**What is expected**
Reproduce the following records verbatim, keeping every line as it appears.

**Extracted entries**
— Begin —

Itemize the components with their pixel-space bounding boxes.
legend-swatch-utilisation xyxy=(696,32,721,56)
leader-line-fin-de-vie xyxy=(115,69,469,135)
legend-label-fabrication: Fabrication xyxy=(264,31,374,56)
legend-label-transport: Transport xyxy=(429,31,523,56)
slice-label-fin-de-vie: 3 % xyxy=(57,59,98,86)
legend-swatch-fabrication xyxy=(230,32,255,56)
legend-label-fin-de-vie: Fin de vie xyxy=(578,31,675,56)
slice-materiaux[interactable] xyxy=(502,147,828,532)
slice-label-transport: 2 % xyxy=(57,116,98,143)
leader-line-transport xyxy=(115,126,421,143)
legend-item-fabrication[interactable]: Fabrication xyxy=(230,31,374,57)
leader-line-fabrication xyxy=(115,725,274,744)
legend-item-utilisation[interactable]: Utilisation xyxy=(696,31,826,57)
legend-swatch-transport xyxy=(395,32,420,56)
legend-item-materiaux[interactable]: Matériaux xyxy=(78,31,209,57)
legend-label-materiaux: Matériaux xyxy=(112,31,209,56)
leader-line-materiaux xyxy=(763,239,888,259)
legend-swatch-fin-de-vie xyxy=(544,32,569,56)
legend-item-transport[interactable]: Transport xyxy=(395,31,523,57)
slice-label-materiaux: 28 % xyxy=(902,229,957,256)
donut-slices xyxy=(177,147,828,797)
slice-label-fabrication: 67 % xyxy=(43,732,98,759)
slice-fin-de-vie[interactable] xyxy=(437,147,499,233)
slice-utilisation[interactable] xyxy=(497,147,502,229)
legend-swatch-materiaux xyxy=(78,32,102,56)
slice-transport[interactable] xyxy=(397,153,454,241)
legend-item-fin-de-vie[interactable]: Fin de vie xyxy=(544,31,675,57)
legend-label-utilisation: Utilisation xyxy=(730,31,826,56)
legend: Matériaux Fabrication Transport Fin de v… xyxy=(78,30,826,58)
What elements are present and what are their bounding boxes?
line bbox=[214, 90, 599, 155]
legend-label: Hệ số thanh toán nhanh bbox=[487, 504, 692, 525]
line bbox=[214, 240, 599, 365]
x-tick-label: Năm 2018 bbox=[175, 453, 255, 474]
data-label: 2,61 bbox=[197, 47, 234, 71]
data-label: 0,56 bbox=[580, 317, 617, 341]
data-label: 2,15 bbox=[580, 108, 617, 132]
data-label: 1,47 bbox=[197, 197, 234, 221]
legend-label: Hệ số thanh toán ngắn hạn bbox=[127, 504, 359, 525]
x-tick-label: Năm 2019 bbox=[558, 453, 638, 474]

— End —

**Final result**
Itemize the components with their pixel-space bounding boxes.
legend-swatch-utilisation xyxy=(696,32,721,56)
leader-line-fin-de-vie xyxy=(115,69,469,135)
legend-label-fabrication: Fabrication xyxy=(264,31,374,56)
legend-label-transport: Transport xyxy=(429,31,523,56)
slice-label-fin-de-vie: 3 % xyxy=(57,59,98,86)
legend-swatch-fabrication xyxy=(230,32,255,56)
legend-label-fin-de-vie: Fin de vie xyxy=(578,31,675,56)
slice-materiaux[interactable] xyxy=(502,147,828,532)
slice-label-transport: 2 % xyxy=(57,116,98,143)
leader-line-transport xyxy=(115,126,421,143)
legend-item-fabrication[interactable]: Fabrication xyxy=(230,31,374,57)
leader-line-fabrication xyxy=(115,725,274,744)
legend-item-utilisation[interactable]: Utilisation xyxy=(696,31,826,57)
legend-swatch-transport xyxy=(395,32,420,56)
legend-item-materiaux[interactable]: Matériaux xyxy=(78,31,209,57)
legend-label-materiaux: Matériaux xyxy=(112,31,209,56)
leader-line-materiaux xyxy=(763,239,888,259)
legend-swatch-fin-de-vie xyxy=(544,32,569,56)
legend-item-transport[interactable]: Transport xyxy=(395,31,523,57)
slice-label-materiaux: 28 % xyxy=(902,229,957,256)
donut-slices xyxy=(177,147,828,797)
slice-label-fabrication: 67 % xyxy=(43,732,98,759)
slice-fin-de-vie[interactable] xyxy=(437,147,499,233)
slice-utilisation[interactable] xyxy=(497,147,502,229)
legend-swatch-materiaux xyxy=(78,32,102,56)
slice-transport[interactable] xyxy=(397,153,454,241)
legend-item-fin-de-vie[interactable]: Fin de vie xyxy=(544,31,675,57)
legend-label-utilisation: Utilisation xyxy=(730,31,826,56)
legend: Matériaux Fabrication Transport Fin de v… xyxy=(78,30,826,58)
What elements are present and what are their bounding boxes?
line bbox=[214, 90, 599, 155]
legend-label: Hệ số thanh toán nhanh bbox=[487, 504, 692, 525]
line bbox=[214, 240, 599, 365]
x-tick-label: Năm 2018 bbox=[175, 453, 255, 474]
data-label: 2,61 bbox=[197, 47, 234, 71]
data-label: 0,56 bbox=[580, 317, 617, 341]
data-label: 2,15 bbox=[580, 108, 617, 132]
data-label: 1,47 bbox=[197, 197, 234, 221]
legend-label: Hệ số thanh toán ngắn hạn bbox=[127, 504, 359, 525]
x-tick-label: Năm 2019 bbox=[558, 453, 638, 474]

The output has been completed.